=== RECORDS PROVIDED ===
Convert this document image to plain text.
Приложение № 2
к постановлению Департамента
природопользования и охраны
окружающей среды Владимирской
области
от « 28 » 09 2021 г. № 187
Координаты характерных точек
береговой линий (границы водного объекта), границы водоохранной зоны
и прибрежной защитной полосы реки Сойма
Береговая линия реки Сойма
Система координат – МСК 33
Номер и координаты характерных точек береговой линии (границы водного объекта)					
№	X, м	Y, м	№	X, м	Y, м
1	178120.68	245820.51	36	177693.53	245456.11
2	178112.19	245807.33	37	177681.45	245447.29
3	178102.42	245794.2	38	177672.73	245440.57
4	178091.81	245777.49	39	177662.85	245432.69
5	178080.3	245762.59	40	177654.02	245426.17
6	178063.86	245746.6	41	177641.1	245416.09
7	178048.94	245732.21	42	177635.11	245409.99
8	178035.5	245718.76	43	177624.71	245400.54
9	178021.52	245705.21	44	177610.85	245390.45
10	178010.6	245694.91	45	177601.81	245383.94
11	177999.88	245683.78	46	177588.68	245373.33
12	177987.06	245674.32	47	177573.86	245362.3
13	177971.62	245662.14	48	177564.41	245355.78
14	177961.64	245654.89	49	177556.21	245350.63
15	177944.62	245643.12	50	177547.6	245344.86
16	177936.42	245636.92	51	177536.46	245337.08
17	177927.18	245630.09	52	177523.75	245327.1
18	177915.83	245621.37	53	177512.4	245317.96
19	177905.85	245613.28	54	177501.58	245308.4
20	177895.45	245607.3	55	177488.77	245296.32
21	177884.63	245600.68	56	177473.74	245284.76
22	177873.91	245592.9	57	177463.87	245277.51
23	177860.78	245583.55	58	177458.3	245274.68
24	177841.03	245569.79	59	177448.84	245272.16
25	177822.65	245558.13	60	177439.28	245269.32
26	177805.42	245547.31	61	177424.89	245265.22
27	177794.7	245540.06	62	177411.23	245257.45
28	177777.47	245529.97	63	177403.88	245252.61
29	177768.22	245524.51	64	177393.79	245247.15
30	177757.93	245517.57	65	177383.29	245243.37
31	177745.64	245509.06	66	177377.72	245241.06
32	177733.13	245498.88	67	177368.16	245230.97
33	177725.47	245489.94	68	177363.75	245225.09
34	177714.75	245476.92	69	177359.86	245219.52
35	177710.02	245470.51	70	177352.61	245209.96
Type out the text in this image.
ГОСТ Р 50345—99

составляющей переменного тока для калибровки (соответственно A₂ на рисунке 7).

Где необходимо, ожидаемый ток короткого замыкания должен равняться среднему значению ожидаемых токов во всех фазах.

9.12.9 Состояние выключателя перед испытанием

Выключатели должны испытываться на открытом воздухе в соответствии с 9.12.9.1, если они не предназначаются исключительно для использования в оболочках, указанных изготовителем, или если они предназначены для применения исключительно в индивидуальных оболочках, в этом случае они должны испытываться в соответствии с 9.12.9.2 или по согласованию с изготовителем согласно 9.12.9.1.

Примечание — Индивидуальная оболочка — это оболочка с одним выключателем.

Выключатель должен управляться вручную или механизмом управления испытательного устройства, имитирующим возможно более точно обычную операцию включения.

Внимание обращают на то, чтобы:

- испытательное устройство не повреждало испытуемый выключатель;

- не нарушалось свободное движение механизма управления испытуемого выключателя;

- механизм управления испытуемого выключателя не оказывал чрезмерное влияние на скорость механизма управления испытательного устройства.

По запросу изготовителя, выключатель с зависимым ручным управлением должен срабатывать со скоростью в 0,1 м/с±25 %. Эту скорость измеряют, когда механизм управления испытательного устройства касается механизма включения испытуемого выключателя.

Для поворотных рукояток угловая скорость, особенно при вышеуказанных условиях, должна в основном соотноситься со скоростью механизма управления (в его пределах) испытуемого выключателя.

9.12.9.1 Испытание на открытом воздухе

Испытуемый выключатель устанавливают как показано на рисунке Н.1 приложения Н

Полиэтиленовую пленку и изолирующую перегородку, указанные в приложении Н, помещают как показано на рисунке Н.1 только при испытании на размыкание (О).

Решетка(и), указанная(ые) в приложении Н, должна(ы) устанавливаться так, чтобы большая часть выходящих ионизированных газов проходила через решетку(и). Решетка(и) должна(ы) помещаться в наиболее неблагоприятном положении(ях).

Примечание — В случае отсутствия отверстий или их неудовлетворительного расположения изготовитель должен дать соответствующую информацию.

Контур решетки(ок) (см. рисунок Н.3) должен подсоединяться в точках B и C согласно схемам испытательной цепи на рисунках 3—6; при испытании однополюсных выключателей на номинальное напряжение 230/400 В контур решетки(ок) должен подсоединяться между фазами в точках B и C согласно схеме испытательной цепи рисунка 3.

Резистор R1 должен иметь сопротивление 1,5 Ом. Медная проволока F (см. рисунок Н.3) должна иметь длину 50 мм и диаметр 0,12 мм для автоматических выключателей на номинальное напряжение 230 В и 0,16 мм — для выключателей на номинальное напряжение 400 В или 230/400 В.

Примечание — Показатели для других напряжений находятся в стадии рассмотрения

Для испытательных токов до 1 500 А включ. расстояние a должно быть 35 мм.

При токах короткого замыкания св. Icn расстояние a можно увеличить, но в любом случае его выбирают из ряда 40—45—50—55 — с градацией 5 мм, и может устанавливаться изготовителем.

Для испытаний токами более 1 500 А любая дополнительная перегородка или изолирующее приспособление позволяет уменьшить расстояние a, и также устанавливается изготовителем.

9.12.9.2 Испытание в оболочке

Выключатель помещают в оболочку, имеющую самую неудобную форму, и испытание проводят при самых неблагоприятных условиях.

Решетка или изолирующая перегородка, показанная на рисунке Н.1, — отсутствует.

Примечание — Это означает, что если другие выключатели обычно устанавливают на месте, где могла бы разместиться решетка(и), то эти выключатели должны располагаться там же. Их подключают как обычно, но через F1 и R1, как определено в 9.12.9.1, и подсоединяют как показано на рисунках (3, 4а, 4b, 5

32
===
WHAT TO WORK ON:
In the entries above, find lines with "скоростью" and copy each.

TASK OUTPUT:
По запросу изготовителя, выключатель с зависимым ручным управлением должен срабатывать со скоростью в 0,1 м/с±25 %. Эту скорость измеряют, когда механизм управления испытательного устройства касается механизма включения испытуемого выключателя.
Для поворотных рукояток угловая скорость, особенно при вышеуказанных условиях, должна в основном соотноситься со скоростью механизма управления (в его пределах) испытуемого выключателя.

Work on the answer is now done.